Records follow. Select each line holding "legislativa".

Dataset entries:
------------------------------------------------------------------------
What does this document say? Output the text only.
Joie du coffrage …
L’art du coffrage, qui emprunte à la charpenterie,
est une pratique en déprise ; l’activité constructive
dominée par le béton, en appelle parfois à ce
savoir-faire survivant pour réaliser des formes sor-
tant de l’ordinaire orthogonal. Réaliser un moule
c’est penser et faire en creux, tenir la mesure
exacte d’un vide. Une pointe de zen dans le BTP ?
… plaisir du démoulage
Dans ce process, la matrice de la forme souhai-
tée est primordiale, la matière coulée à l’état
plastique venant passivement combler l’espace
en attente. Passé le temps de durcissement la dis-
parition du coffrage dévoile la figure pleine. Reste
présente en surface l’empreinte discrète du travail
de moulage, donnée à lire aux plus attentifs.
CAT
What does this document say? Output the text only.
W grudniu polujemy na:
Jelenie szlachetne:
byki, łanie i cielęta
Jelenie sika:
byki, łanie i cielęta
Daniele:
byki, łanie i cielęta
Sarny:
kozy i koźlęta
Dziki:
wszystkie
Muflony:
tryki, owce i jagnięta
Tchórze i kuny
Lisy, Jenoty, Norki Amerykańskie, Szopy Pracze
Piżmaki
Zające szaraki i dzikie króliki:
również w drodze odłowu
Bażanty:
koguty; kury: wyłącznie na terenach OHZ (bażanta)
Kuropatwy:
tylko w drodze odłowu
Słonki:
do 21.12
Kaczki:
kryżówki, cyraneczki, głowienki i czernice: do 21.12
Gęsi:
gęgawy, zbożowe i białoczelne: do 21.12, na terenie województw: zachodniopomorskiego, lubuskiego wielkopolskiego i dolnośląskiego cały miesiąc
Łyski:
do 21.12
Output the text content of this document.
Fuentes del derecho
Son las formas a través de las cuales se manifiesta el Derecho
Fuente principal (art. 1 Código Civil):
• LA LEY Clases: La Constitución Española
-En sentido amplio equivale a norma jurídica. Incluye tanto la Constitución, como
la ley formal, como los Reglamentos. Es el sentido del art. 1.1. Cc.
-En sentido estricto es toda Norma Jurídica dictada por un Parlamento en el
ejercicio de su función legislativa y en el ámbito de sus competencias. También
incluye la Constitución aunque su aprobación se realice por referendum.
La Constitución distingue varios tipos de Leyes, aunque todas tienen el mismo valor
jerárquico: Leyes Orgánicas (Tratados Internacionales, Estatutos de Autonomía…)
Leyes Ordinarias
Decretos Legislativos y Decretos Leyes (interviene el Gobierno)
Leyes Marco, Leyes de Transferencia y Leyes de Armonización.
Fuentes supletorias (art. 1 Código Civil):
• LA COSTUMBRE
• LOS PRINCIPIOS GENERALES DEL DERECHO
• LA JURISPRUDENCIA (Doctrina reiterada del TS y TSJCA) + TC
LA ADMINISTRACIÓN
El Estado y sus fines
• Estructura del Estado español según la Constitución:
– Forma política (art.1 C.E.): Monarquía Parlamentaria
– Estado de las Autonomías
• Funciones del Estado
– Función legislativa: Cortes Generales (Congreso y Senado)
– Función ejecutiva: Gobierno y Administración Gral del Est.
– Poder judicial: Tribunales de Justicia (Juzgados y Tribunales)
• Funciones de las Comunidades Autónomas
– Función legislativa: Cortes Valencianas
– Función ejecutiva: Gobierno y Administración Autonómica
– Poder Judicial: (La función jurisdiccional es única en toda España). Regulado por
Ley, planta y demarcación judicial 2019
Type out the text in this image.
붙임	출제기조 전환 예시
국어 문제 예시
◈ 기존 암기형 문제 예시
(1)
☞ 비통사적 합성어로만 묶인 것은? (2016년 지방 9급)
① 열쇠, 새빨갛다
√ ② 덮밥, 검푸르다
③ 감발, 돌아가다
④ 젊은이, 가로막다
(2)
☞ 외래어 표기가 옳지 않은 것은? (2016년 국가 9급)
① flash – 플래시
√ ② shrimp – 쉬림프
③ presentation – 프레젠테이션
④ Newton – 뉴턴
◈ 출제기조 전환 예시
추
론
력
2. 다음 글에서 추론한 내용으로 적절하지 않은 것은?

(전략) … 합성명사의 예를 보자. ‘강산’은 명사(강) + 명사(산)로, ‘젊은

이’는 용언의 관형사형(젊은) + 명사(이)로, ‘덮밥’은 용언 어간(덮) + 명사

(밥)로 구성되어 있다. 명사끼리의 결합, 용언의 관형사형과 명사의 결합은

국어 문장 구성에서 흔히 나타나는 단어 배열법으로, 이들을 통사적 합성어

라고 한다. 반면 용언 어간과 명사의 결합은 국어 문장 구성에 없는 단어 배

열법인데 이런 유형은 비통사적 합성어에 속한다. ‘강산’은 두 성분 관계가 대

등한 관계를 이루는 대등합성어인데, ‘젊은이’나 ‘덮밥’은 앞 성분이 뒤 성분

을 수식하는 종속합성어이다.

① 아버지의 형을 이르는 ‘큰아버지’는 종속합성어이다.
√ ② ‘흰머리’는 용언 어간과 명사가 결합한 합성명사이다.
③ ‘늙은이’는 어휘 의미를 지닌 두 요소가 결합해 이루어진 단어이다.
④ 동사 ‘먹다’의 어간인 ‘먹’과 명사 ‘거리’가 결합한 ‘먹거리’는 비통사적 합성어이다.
------------------------------------------------------------------------
## Answer to this task:
ejercicio de su función legislativa y en el ámbito de sus competencias. También
– Función legislativa: Cortes Generales (Congreso y Senado)
– Función legislativa: Cortes Valencianas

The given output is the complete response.